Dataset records
-=-=-

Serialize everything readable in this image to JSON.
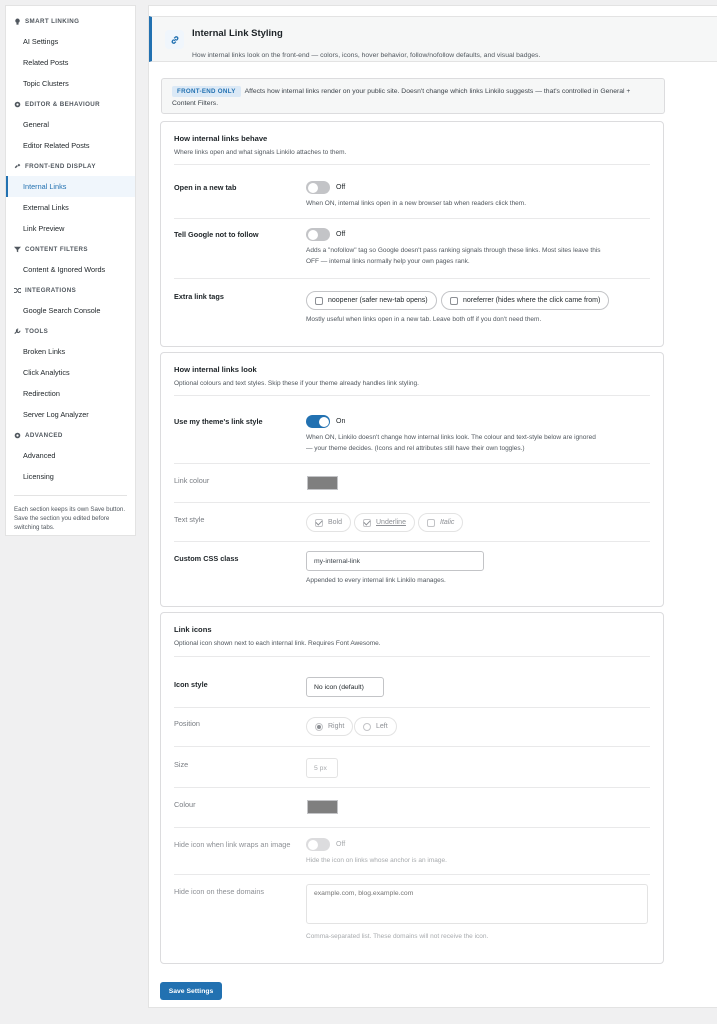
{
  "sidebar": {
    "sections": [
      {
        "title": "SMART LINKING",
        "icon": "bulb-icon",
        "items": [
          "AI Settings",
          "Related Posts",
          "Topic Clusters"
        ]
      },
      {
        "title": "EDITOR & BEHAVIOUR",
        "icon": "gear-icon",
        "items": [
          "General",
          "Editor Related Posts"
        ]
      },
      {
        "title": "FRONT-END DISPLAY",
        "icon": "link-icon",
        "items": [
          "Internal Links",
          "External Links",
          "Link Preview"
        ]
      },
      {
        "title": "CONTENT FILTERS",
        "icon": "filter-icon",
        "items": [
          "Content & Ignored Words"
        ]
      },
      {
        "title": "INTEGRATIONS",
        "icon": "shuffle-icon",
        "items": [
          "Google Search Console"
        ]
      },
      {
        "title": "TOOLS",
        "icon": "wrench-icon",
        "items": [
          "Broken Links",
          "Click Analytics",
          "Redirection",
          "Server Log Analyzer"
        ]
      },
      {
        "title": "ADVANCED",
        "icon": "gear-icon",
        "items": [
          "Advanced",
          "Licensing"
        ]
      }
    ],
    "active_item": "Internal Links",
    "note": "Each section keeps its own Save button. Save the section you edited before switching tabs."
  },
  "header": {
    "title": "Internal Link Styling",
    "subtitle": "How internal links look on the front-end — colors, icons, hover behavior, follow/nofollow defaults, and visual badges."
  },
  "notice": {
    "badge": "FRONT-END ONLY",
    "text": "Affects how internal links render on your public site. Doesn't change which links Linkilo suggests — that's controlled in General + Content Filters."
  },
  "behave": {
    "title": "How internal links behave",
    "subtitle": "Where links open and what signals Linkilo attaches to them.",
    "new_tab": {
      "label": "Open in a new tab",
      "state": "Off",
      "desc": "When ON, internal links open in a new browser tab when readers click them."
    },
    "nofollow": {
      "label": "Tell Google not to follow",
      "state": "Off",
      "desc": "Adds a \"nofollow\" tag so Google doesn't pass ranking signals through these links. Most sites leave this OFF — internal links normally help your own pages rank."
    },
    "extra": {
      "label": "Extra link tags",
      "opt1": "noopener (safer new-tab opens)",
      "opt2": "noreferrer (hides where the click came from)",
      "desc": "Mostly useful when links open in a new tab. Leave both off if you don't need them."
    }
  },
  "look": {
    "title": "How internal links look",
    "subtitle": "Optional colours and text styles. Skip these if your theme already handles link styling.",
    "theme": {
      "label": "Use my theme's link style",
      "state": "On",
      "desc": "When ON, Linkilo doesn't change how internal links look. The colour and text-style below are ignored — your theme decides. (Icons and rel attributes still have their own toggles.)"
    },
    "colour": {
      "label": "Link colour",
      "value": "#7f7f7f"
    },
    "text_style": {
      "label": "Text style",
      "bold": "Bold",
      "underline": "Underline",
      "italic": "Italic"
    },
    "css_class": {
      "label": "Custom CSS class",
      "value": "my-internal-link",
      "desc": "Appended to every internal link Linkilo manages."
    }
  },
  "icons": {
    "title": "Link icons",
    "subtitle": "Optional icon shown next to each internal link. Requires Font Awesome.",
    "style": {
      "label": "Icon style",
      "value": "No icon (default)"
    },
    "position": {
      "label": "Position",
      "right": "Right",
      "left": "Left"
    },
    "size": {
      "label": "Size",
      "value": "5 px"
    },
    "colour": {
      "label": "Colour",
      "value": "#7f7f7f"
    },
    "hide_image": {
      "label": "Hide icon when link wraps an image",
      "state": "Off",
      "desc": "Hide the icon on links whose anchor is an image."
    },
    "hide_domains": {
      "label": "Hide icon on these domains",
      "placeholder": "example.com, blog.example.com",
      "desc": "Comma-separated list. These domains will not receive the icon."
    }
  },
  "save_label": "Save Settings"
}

-=-=-

§ **GIVEN TASK**:
Report the number of lines containing the string "Linkilo" and add nothing to it.

§ **COMPLETE ANSWER**:
4